## Data provided
________________

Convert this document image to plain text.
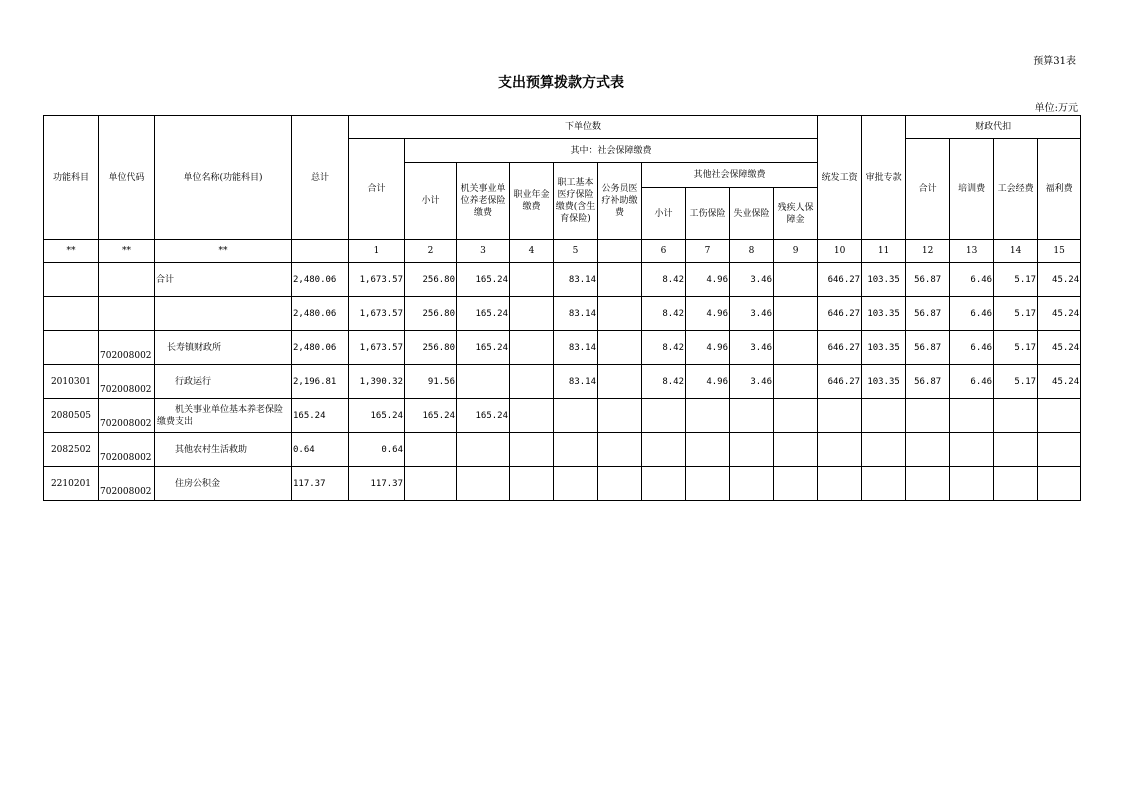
预算31表
支出预算拨款方式表
单位:万元
功能科目	单位代码	单位名称(功能科目)	总计	下单位数										统发工资	审批专款	财政代扣			
				合计	其中：社会保障缴费											合计	培训费	工会经费	福利费
					小计	机关事业单位养老保险缴费	职业年金缴费	职工基本医疗保险缴费(含生育保险)	公务员医疗补助缴费	其他社会保障缴费									
										小计	工伤保险	失业保险	残疾人保障金						
**	**	**		1	2	3	4	5		6	7	8	9	10	11	12	13	14	15
		合计	2,480.06	1,673.57	256.80	165.24		83.14		8.42	4.96	3.46		646.27	103.35	56.87	6.46	5.17	45.24
			2,480.06	1,673.57	256.80	165.24		83.14		8.42	4.96	3.46		646.27	103.35	56.87	6.46	5.17	45.24
	702008002	长寿镇财政所	2,480.06	1,673.57	256.80	165.24		83.14		8.42	4.96	3.46		646.27	103.35	56.87	6.46	5.17	45.24
2010301	702008002	行政运行	2,196.81	1,390.32	91.56			83.14		8.42	4.96	3.46		646.27	103.35	56.87	6.46	5.17	45.24
2080505	702008002	机关事业单位基本养老保险缴费支出	165.24	165.24	165.24	165.24													
2082502	702008002	其他农村生活救助	0.64	0.64															
2210201	702008002	住房公积金	117.37	117.37															
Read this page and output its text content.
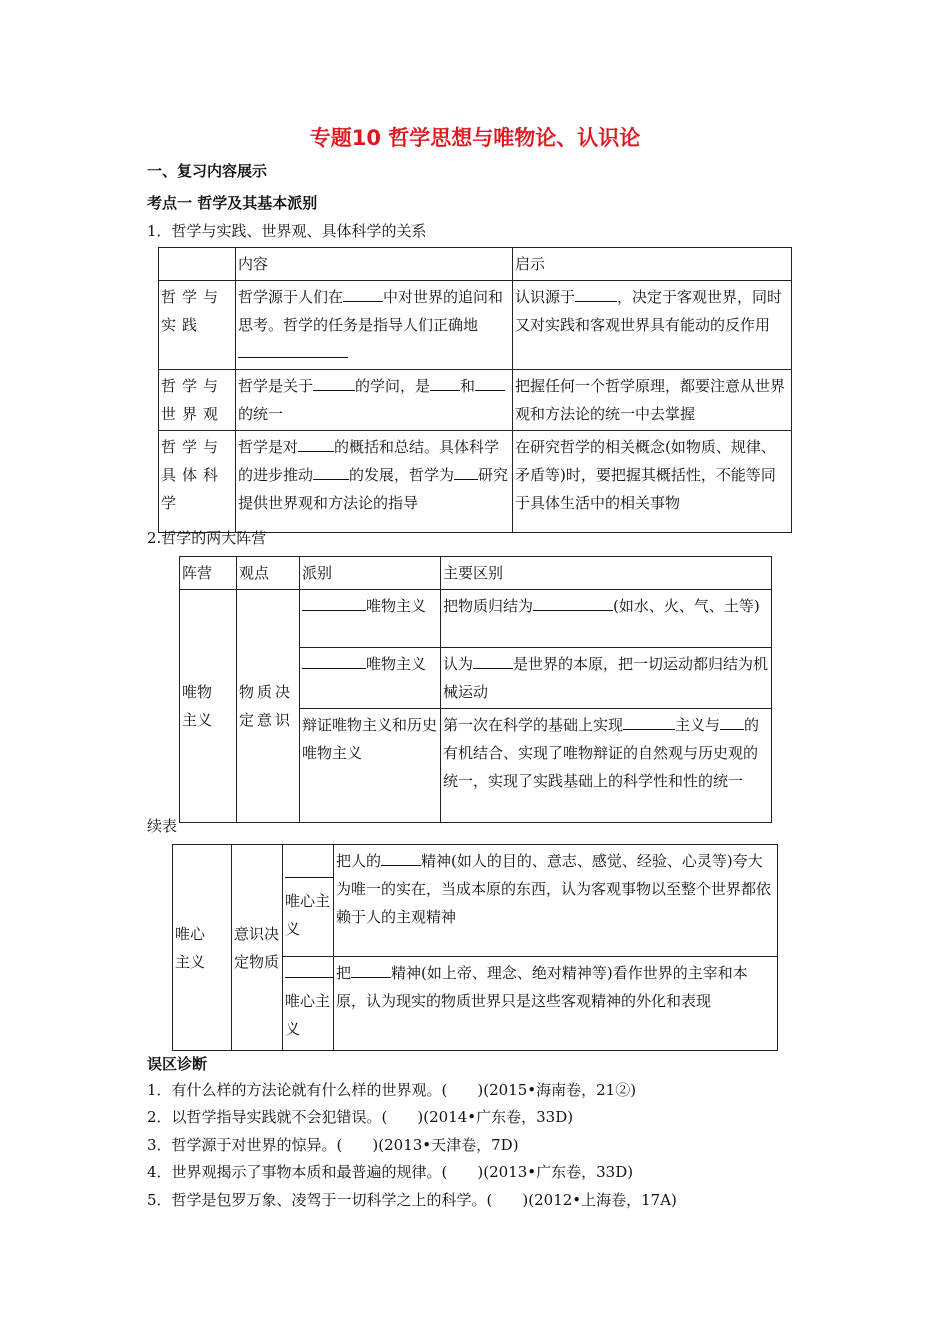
专题10 哲学思想与唯物论、认识论
一、复习内容展示
考点一 哲学及其基本派别
1．哲学与实践、世界观、具体科学的关系
	内容	启示
哲学与实践	哲学源于人们在 中对世界的追问和思考。哲学的任务是指导人们正确地	认识源于 ，决定于客观世界，同时又对实践和客观世界具有能动的反作用
哲学与世界观	哲学是关于 的学问，是 和的统一	把握任何一个哲学原理，都要注意从世界观和方法论的统一中去掌握
哲学与具体科学	哲学是对 的概括和总结。具体科学的进步推动 的发展，哲学为 研究提供世界观和方法论的指导	在研究哲学的相关概念(如物质、规律、矛盾等)时，要把握其概括性，不能等同于具体生活中的相关事物
2.哲学的两大阵营
阵营	观点	派别	主要区别

唯物主义	物质决定意识	唯物主义	把物质归结为 (如水、火、气、土等)
		唯物主义	认为 是世界的本原，把一切运动都归结为机械运动
		辩证唯物主义和历史唯物主义	第一次在科学的基础上实现 主义与 的有机结合、实现了唯物辩证的自然观与历史观的统一，实现了实践基础上的科学性和性的统一
续表
唯心主义	意识决定物质	唯心主义	把人的 精神(如人的目的、意志、感觉、经验、心灵等)夸大为唯一的实在，当成本原的东西，认为客观事物以至整个世界都依赖于人的主观精神

		唯心主义	把 精神(如上帝、理念、绝对精神等)看作世界的主宰和本原，认为现实的物质世界只是这些客观精神的外化和表现
误区诊断
1．有什么样的方法论就有什么样的世界观。(　　)(2015•海南卷，21②)
2．以哲学指导实践就不会犯错误。(　　)(2014•广东卷，33D)
3．哲学源于对世界的惊异。(　　)(2013•天津卷，7D)
4．世界观揭示了事物本质和最普遍的规律。(　　)(2013•广东卷，33D)
5．哲学是包罗万象、凌驾于一切科学之上的科学。(　　)(2012•上海卷，17A)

________________

Pictures stay out; reproduce every line of the records exactly.

Convert this document image to plain text.
预算31表
支出预算拨款方式表
单位:万元
功能科目	单位代码	单位名称(功能科目)	总计	下单位数										统发工资	审批专款	财政代扣			
				合计	其中：社会保障缴费											合计	培训费	工会经费	福利费
					小计	机关事业单位养老保险缴费	职业年金缴费	职工基本医疗保险缴费(含生育保险)	公务员医疗补助缴费	其他社会保障缴费									
										小计	工伤保险	失业保险	残疾人保障金						
**	**	**		1	2	3	4	5		6	7	8	9	10	11	12	13	14	15
		合计	2,480.06	1,673.57	256.80	165.24		83.14		8.42	4.96	3.46		646.27	103.35	56.87	6.46	5.17	45.24
			2,480.06	1,673.57	256.80	165.24		83.14		8.42	4.96	3.46		646.27	103.35	56.87	6.46	5.17	45.24
	702008002	长寿镇财政所	2,480.06	1,673.57	256.80	165.24		83.14		8.42	4.96	3.46		646.27	103.35	56.87	6.46	5.17	45.24
2010301	702008002	行政运行	2,196.81	1,390.32	91.56			83.14		8.42	4.96	3.46		646.27	103.35	56.87	6.46	5.17	45.24
2080505	702008002	机关事业单位基本养老保险缴费支出	165.24	165.24	165.24	165.24													
2082502	702008002	其他农村生活救助	0.64	0.64															
2210201	702008002	住房公积金	117.37	117.37															
Read this page and output its text content.
专题10 哲学思想与唯物论、认识论
一、复习内容展示
考点一 哲学及其基本派别
1．哲学与实践、世界观、具体科学的关系
	内容	启示
哲学与实践	哲学源于人们在 中对世界的追问和思考。哲学的任务是指导人们正确地	认识源于 ，决定于客观世界，同时又对实践和客观世界具有能动的反作用
哲学与世界观	哲学是关于 的学问，是 和的统一	把握任何一个哲学原理，都要注意从世界观和方法论的统一中去掌握
哲学与具体科学	哲学是对 的概括和总结。具体科学的进步推动 的发展，哲学为 研究提供世界观和方法论的指导	在研究哲学的相关概念(如物质、规律、矛盾等)时，要把握其概括性，不能等同于具体生活中的相关事物
2.哲学的两大阵营
阵营	观点	派别	主要区别

唯物主义	物质决定意识	唯物主义	把物质归结为 (如水、火、气、土等)
		唯物主义	认为 是世界的本原，把一切运动都归结为机械运动
		辩证唯物主义和历史唯物主义	第一次在科学的基础上实现 主义与 的有机结合、实现了唯物辩证的自然观与历史观的统一，实现了实践基础上的科学性和性的统一
续表
唯心主义	意识决定物质	唯心主义	把人的 精神(如人的目的、意志、感觉、经验、心灵等)夸大为唯一的实在，当成本原的东西，认为客观事物以至整个世界都依赖于人的主观精神

		唯心主义	把 精神(如上帝、理念、绝对精神等)看作世界的主宰和本原，认为现实的物质世界只是这些客观精神的外化和表现
误区诊断
1．有什么样的方法论就有什么样的世界观。(　　)(2015•海南卷，21②)
2．以哲学指导实践就不会犯错误。(　　)(2014•广东卷，33D)
3．哲学源于对世界的惊异。(　　)(2013•天津卷，7D)
4．世界观揭示了事物本质和最普遍的规律。(　　)(2013•广东卷，33D)
5．哲学是包罗万象、凌驾于一切科学之上的科学。(　　)(2012•上海卷，17A)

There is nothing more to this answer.